* _OBJECTIVE_:
The records should be written out in full, with nothing altered.

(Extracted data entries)
====================
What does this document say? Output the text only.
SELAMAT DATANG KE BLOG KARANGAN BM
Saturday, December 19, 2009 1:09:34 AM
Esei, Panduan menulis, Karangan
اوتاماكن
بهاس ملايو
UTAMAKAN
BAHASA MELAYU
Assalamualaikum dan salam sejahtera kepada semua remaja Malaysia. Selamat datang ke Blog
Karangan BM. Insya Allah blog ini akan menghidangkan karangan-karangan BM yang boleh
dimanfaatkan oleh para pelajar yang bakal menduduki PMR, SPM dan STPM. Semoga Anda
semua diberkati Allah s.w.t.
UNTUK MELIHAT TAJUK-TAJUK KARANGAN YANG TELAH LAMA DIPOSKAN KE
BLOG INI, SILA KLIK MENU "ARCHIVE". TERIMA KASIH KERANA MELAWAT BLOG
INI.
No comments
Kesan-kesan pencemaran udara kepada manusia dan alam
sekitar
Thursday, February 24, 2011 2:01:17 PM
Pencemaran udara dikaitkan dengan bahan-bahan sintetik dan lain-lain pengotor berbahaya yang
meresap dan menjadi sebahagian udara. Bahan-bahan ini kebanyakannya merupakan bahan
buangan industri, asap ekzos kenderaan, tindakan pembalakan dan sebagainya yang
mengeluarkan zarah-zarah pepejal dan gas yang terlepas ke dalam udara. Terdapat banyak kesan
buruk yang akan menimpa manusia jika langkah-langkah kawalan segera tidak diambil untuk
====================
* _WRITTEN REPLY_:
What does this document say? Output the text only.
SELAMAT DATANG KE BLOG KARANGAN BM
Saturday, December 19, 2009 1:09:34 AM
Esei, Panduan menulis, Karangan
اوتاماكن
بهاس ملايو
UTAMAKAN
BAHASA MELAYU
Assalamualaikum dan salam sejahtera kepada semua remaja Malaysia. Selamat datang ke Blog
Karangan BM. Insya Allah blog ini akan menghidangkan karangan-karangan BM yang boleh
dimanfaatkan oleh para pelajar yang bakal menduduki PMR, SPM dan STPM. Semoga Anda
semua diberkati Allah s.w.t.
UNTUK MELIHAT TAJUK-TAJUK KARANGAN YANG TELAH LAMA DIPOSKAN KE
BLOG INI, SILA KLIK MENU "ARCHIVE". TERIMA KASIH KERANA MELAWAT BLOG
INI.
No comments
Kesan-kesan pencemaran udara kepada manusia dan alam
sekitar
Thursday, February 24, 2011 2:01:17 PM
Pencemaran udara dikaitkan dengan bahan-bahan sintetik dan lain-lain pengotor berbahaya yang
meresap dan menjadi sebahagian udara. Bahan-bahan ini kebanyakannya merupakan bahan
buangan industri, asap ekzos kenderaan, tindakan pembalakan dan sebagainya yang
mengeluarkan zarah-zarah pepejal dan gas yang terlepas ke dalam udara. Terdapat banyak kesan
buruk yang akan menimpa manusia jika langkah-langkah kawalan segera tidak diambil untuk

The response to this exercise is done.